**EXERCISE PROMPT:** Each record is to be printed again precisely as it reads.

--------------------

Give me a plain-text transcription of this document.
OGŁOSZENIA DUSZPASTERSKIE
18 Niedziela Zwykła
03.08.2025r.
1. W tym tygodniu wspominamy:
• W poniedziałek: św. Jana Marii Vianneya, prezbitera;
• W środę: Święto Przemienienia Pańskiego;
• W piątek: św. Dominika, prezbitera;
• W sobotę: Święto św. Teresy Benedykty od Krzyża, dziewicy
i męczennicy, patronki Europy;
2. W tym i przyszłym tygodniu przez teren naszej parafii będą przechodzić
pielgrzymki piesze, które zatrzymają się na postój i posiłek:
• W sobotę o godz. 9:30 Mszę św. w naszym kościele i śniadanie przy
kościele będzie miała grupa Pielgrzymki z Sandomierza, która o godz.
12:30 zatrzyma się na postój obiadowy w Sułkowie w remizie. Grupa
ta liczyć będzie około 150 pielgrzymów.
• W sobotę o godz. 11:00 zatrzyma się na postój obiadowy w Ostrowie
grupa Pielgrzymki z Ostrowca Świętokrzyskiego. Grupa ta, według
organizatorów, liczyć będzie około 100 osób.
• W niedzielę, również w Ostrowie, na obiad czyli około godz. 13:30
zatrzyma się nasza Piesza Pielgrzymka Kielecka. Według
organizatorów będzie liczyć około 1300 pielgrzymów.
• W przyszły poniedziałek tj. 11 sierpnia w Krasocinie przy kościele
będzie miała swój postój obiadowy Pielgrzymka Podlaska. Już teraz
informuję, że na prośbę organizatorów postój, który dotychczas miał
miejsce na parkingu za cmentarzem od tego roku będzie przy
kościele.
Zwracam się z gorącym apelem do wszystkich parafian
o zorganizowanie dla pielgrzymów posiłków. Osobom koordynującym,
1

--------------------

**ANSWER TO THIS PROBLEM:**
Give me a plain-text transcription of this document.
OGŁOSZENIA DUSZPASTERSKIE
18 Niedziela Zwykła
03.08.2025r.
1. W tym tygodniu wspominamy:
• W poniedziałek: św. Jana Marii Vianneya, prezbitera;
• W środę: Święto Przemienienia Pańskiego;
• W piątek: św. Dominika, prezbitera;
• W sobotę: Święto św. Teresy Benedykty od Krzyża, dziewicy
i męczennicy, patronki Europy;
2. W tym i przyszłym tygodniu przez teren naszej parafii będą przechodzić
pielgrzymki piesze, które zatrzymają się na postój i posiłek:
• W sobotę o godz. 9:30 Mszę św. w naszym kościele i śniadanie przy
kościele będzie miała grupa Pielgrzymki z Sandomierza, która o godz.
12:30 zatrzyma się na postój obiadowy w Sułkowie w remizie. Grupa
ta liczyć będzie około 150 pielgrzymów.
• W sobotę o godz. 11:00 zatrzyma się na postój obiadowy w Ostrowie
grupa Pielgrzymki z Ostrowca Świętokrzyskiego. Grupa ta, według
organizatorów, liczyć będzie około 100 osób.
• W niedzielę, również w Ostrowie, na obiad czyli około godz. 13:30
zatrzyma się nasza Piesza Pielgrzymka Kielecka. Według
organizatorów będzie liczyć około 1300 pielgrzymów.
• W przyszły poniedziałek tj. 11 sierpnia w Krasocinie przy kościele
będzie miała swój postój obiadowy Pielgrzymka Podlaska. Już teraz
informuję, że na prośbę organizatorów postój, który dotychczas miał
miejsce na parkingu za cmentarzem od tego roku będzie przy
kościele.
Zwracam się z gorącym apelem do wszystkich parafian
o zorganizowanie dla pielgrzymów posiłków. Osobom koordynującym,
1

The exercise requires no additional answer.